▶ _To be done_:
Locate every line below that contains the word "please" and copy it.

Dataset records

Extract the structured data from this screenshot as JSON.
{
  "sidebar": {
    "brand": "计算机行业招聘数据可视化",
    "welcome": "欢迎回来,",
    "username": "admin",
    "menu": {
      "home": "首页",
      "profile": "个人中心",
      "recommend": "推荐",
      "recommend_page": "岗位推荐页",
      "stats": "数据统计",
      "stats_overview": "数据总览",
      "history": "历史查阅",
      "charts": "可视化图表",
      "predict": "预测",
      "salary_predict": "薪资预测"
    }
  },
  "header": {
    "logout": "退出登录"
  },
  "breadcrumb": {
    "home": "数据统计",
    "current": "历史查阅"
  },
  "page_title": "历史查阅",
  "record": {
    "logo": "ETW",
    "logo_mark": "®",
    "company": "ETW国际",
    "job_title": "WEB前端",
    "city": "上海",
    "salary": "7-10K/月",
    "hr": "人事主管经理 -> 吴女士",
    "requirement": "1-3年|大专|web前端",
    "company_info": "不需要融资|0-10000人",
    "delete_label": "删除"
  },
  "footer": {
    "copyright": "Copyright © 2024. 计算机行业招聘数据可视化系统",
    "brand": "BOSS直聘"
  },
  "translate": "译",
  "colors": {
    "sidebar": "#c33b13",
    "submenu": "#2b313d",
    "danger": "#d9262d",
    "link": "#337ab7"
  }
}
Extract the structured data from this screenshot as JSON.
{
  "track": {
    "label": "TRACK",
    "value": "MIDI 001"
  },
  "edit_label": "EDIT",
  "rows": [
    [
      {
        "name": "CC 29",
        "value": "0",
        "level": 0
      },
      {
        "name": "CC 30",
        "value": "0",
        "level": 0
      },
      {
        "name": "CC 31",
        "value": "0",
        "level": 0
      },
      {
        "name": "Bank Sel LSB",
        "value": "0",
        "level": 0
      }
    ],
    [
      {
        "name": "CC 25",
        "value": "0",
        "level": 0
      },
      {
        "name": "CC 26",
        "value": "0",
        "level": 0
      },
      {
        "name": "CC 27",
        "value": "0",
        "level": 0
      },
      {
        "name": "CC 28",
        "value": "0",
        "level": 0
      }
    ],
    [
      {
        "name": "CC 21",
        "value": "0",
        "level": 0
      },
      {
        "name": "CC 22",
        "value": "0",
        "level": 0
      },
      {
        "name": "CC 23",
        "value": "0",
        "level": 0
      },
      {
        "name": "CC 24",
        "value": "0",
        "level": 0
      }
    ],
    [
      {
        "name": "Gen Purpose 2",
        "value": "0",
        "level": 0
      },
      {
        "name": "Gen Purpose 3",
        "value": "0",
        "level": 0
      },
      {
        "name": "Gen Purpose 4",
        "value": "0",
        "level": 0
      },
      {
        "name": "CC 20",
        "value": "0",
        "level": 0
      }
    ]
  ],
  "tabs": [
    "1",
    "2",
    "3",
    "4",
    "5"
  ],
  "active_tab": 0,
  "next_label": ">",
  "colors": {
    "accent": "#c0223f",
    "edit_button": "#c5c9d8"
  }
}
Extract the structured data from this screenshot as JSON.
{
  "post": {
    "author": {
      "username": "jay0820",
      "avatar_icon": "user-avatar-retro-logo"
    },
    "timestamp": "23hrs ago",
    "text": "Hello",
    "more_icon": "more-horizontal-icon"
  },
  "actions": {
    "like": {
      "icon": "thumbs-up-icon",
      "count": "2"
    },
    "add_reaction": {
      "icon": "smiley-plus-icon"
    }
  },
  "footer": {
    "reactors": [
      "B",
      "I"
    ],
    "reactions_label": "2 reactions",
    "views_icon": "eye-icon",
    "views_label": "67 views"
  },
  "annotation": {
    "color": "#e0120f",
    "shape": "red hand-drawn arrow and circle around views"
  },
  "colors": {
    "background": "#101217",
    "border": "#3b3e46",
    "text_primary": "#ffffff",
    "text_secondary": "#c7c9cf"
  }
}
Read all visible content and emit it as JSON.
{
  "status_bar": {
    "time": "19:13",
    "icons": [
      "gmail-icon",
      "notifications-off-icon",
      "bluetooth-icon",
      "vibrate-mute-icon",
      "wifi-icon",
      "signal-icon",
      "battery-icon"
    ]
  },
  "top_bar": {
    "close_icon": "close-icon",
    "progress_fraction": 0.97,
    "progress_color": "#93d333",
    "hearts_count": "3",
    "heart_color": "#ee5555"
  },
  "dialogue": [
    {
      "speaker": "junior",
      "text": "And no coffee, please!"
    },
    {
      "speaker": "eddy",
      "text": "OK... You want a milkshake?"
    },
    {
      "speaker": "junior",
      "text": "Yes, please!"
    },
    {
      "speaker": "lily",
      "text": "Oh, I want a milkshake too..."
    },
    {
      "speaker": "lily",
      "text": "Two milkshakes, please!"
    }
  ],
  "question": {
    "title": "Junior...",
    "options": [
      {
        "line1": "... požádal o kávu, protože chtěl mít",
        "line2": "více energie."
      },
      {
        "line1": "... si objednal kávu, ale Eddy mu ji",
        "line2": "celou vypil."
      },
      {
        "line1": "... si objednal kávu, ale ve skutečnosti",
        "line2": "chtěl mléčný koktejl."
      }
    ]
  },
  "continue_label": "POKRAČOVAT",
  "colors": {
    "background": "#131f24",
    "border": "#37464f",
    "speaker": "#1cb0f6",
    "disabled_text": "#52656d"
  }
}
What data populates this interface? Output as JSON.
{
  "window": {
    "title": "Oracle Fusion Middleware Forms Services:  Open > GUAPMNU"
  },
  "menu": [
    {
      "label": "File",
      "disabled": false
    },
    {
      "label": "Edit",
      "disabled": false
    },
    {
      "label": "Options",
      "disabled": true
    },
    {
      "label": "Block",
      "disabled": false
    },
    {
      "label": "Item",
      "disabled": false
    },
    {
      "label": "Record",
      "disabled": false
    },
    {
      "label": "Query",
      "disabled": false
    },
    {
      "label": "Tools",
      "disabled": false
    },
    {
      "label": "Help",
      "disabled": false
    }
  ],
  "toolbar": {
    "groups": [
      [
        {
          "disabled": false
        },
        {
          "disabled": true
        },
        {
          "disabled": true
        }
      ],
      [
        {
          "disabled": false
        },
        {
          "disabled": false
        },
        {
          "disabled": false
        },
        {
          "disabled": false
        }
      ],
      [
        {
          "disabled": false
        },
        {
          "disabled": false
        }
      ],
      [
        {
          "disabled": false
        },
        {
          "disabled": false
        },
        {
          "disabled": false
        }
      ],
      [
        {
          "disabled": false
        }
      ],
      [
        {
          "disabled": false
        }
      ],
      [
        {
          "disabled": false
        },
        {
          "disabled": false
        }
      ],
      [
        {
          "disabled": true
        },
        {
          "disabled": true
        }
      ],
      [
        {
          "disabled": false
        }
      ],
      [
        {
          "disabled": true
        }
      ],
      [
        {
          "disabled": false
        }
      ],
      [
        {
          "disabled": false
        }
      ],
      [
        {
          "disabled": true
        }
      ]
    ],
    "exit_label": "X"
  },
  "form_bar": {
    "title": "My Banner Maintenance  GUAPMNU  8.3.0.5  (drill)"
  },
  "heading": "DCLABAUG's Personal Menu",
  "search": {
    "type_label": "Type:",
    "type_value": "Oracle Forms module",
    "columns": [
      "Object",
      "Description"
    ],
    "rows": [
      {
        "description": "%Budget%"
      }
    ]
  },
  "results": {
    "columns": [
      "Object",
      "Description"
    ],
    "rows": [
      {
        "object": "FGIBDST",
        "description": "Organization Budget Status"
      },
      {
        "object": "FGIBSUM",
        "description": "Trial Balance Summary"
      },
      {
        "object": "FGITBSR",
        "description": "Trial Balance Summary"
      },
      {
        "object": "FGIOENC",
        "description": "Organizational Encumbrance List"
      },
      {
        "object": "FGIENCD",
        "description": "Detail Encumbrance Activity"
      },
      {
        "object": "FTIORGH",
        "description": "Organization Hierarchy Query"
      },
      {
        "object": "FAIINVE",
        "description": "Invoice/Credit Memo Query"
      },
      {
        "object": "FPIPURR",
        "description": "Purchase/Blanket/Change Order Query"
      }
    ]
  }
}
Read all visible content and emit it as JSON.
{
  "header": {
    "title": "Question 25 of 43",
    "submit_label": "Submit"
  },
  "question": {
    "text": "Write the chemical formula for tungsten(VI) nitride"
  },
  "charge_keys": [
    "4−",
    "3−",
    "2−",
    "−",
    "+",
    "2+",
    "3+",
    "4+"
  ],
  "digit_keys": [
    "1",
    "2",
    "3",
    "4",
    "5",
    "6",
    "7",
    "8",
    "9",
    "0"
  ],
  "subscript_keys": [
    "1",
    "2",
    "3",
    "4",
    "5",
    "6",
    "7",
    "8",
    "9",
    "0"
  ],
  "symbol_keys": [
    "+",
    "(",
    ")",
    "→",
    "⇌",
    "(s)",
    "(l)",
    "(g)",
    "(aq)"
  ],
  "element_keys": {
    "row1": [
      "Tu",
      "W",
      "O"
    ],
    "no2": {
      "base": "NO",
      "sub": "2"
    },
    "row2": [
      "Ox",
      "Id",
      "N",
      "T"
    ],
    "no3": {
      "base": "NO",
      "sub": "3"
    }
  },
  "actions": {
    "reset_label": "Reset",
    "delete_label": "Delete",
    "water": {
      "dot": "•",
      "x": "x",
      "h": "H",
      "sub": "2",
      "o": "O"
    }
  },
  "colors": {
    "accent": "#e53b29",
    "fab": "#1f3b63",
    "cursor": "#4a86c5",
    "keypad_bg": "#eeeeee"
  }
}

▶ _Problem solution_:
      "text": "And no coffee, please!"
      "text": "Yes, please!"
      "text": "Two milkshakes, please!"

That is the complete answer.